Problem description -
Search the records for "CUSTOM". Copy every line where it appears.

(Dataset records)
------------
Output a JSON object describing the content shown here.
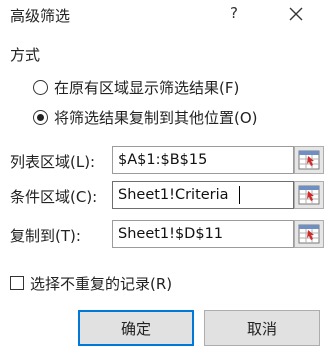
{
  "window": {
    "title": "高级筛选",
    "help_label": "?"
  },
  "mode": {
    "section_label": "方式",
    "options": [
      {
        "label": "在原有区域显示筛选结果(F)",
        "checked": false
      },
      {
        "label": "将筛选结果复制到其他位置(O)",
        "checked": true
      }
    ]
  },
  "fields": {
    "list_range": {
      "label": "列表区域(L):",
      "value": "$A$1:$B$15"
    },
    "criteria_range": {
      "label": "条件区域(C):",
      "value": "Sheet1!Criteria"
    },
    "copy_to": {
      "label": "复制到(T):",
      "value": "Sheet1!$D$11"
    }
  },
  "unique_records": {
    "label": "选择不重复的记录(R)",
    "checked": false
  },
  "buttons": {
    "ok_label": "确定",
    "cancel_label": "取消"
  },
  "colors": {
    "default_button_border": "#0078d7",
    "button_face": "#e1e1e1"
  },
  "icons": {
    "close": "close-icon",
    "range_select": "range-select-icon"
  }
}
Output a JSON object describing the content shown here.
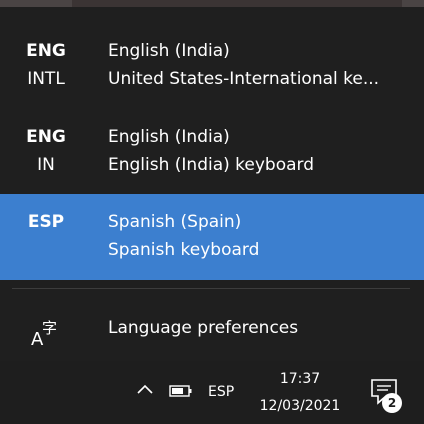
{
  "languages": [
    {
      "code": "ENG",
      "sub_code": "INTL",
      "language": "English (India)",
      "keyboard": "United States-International ke...",
      "selected": false
    },
    {
      "code": "ENG",
      "sub_code": "IN",
      "language": "English (India)",
      "keyboard": "English (India) keyboard",
      "selected": false
    },
    {
      "code": "ESP",
      "sub_code": "",
      "language": "Spanish (Spain)",
      "keyboard": "Spanish keyboard",
      "selected": true
    }
  ],
  "preferences": {
    "label": "Language preferences",
    "icon": "language-preferences-icon"
  },
  "taskbar": {
    "language_indicator": "ESP",
    "time": "17:37",
    "date": "12/03/2021",
    "notification_count": "2",
    "icons": [
      "chevron-up-icon",
      "battery-icon",
      "action-center-icon"
    ]
  },
  "colors": {
    "selected_bg": "#3c7fcf",
    "flyout_bg": "#1f1f1f",
    "taskbar_bg": "#1e1e1e"
  }
}
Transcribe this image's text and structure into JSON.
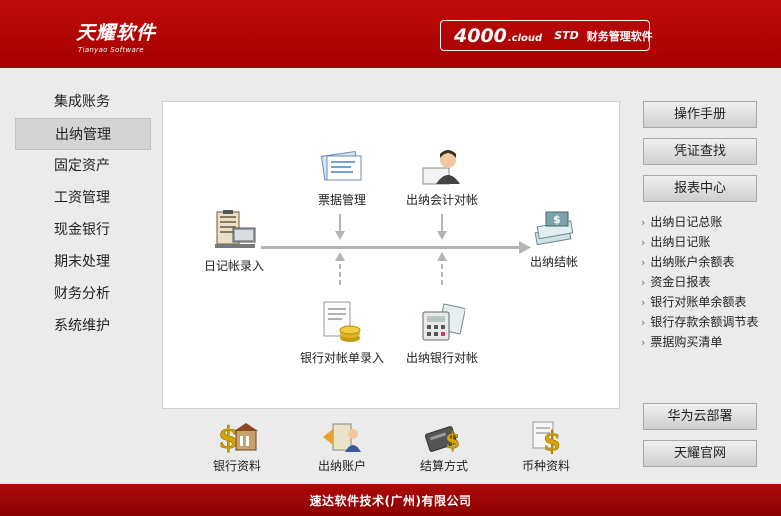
{
  "header": {
    "logo_cn": "天耀软件",
    "logo_en": "Tianyao Software",
    "version": "4000",
    "cloud": ".cloud",
    "edition": "STD",
    "product_name": "财务管理软件"
  },
  "nav": {
    "items": [
      {
        "label": "集成账务",
        "active": false
      },
      {
        "label": "出纳管理",
        "active": true
      },
      {
        "label": "固定资产",
        "active": false
      },
      {
        "label": "工资管理",
        "active": false
      },
      {
        "label": "现金银行",
        "active": false
      },
      {
        "label": "期末处理",
        "active": false
      },
      {
        "label": "财务分析",
        "active": false
      },
      {
        "label": "系统维护",
        "active": false
      }
    ]
  },
  "flow": {
    "journal_entry": "日记帐录入",
    "bill_mgmt": "票据管理",
    "cashier_acct_reconcile": "出纳会计对帐",
    "cashier_close": "出纳结帐",
    "bank_statement_entry": "银行对帐单录入",
    "cashier_bank_reconcile": "出纳银行对帐"
  },
  "quick_links": {
    "bank_info": "银行资料",
    "cashier_account": "出纳账户",
    "settlement": "结算方式",
    "currency": "币种资料"
  },
  "right": {
    "manual": "操作手册",
    "voucher_query": "凭证查找",
    "report_center": "报表中心",
    "reports": [
      "出纳日记总账",
      "出纳日记账",
      "出纳账户余额表",
      "资金日报表",
      "银行对账单余额表",
      "银行存款余额调节表",
      "票据购买清单"
    ],
    "huawei": "华为云部署",
    "website": "天耀官网"
  },
  "footer": {
    "company": "速达软件技术(广州)有限公司"
  },
  "colors": {
    "brand_red": "#b00000",
    "panel_bg": "#ffffff",
    "page_bg": "#ebebeb"
  }
}
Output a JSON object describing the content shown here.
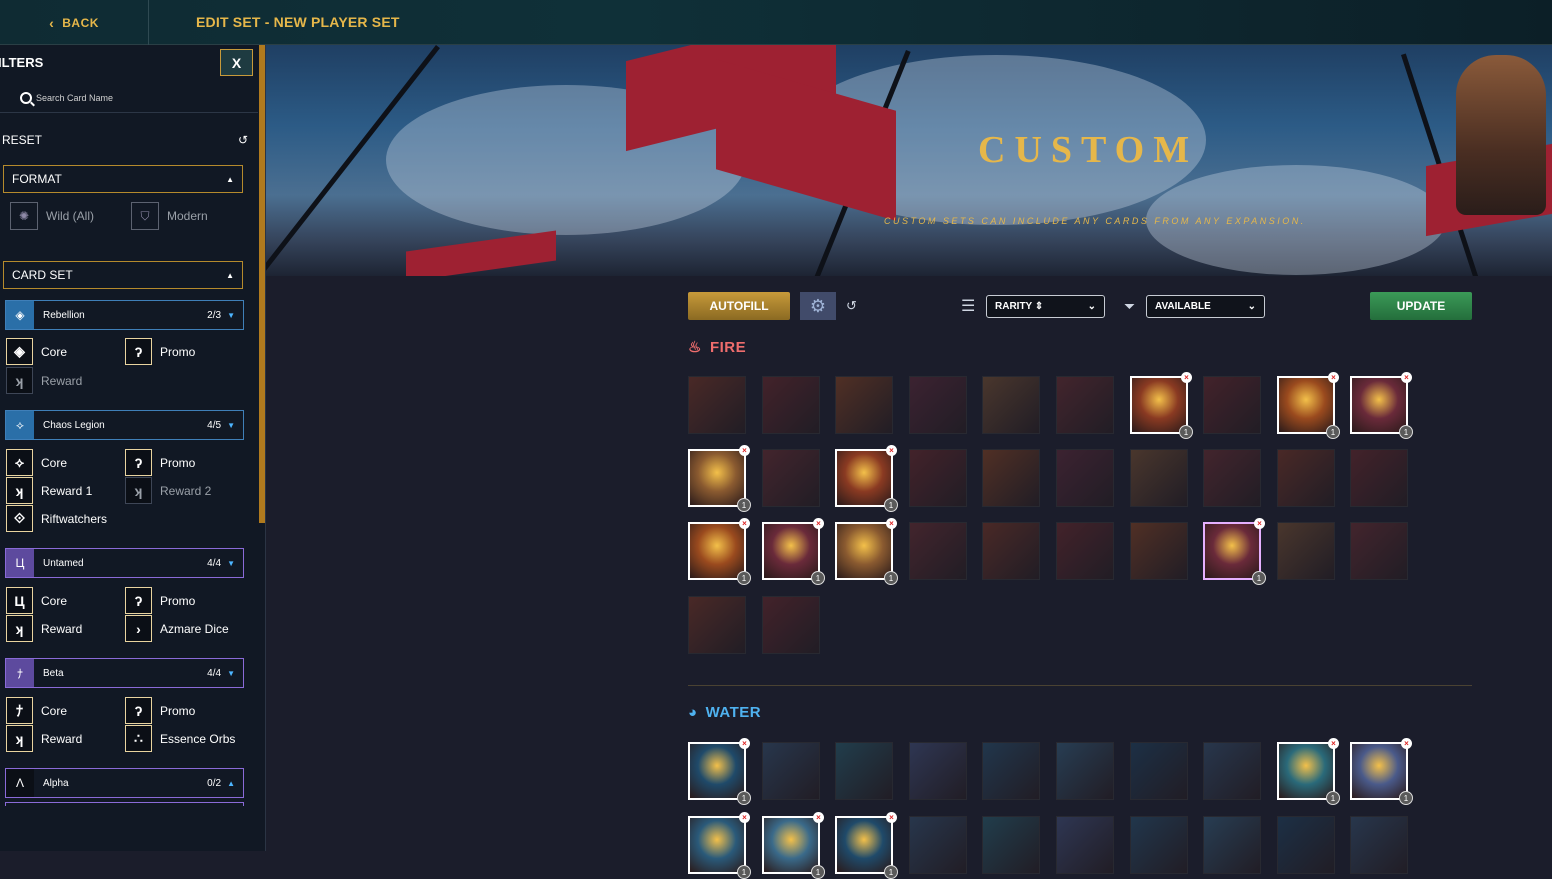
{
  "topbar": {
    "back_label": "BACK",
    "title": "EDIT SET - NEW PLAYER SET"
  },
  "sidebar": {
    "title": "ILTERS",
    "close_label": "X",
    "search_placeholder": "Search Card Name",
    "reset_label": "RESET",
    "format": {
      "label": "FORMAT",
      "options": [
        {
          "label": "Wild (All)",
          "icon": "wild-icon"
        },
        {
          "label": "Modern",
          "icon": "modern-shield-icon"
        }
      ]
    },
    "card_set": {
      "label": "CARD SET",
      "sets": [
        {
          "name": "Rebellion",
          "count": "2/3",
          "options": [
            "Core",
            "Promo",
            "Reward"
          ]
        },
        {
          "name": "Chaos Legion",
          "count": "4/5",
          "options": [
            "Core",
            "Promo",
            "Reward 1",
            "Reward 2",
            "Riftwatchers"
          ]
        },
        {
          "name": "Untamed",
          "count": "4/4",
          "options": [
            "Core",
            "Promo",
            "Reward",
            "Azmare Dice"
          ]
        },
        {
          "name": "Beta",
          "count": "4/4",
          "options": [
            "Core",
            "Promo",
            "Reward",
            "Essence Orbs"
          ]
        },
        {
          "name": "Alpha",
          "count": "0/2",
          "options": []
        }
      ]
    }
  },
  "banner": {
    "title": "CUSTOM",
    "subtitle": "CUSTOM SETS CAN INCLUDE ANY CARDS FROM ANY EXPANSION."
  },
  "controls": {
    "autofill_label": "AUTOFILL",
    "rarity_label": "RARITY ⇕",
    "availability_label": "AVAILABLE",
    "update_label": "UPDATE"
  },
  "elements": {
    "fire_label": "FIRE",
    "water_label": "WATER"
  },
  "colors": {
    "gold": "#e6b74a",
    "fire": "#ef6d6d",
    "water": "#4fb2f0",
    "update_green": "#2f8a4a"
  },
  "badges": {
    "remove": "×",
    "qty": "1"
  }
}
------------
Response to the exercise -
    "title": "CUSTOM",
    "subtitle": "CUSTOM SETS CAN INCLUDE ANY CARDS FROM ANY EXPANSION."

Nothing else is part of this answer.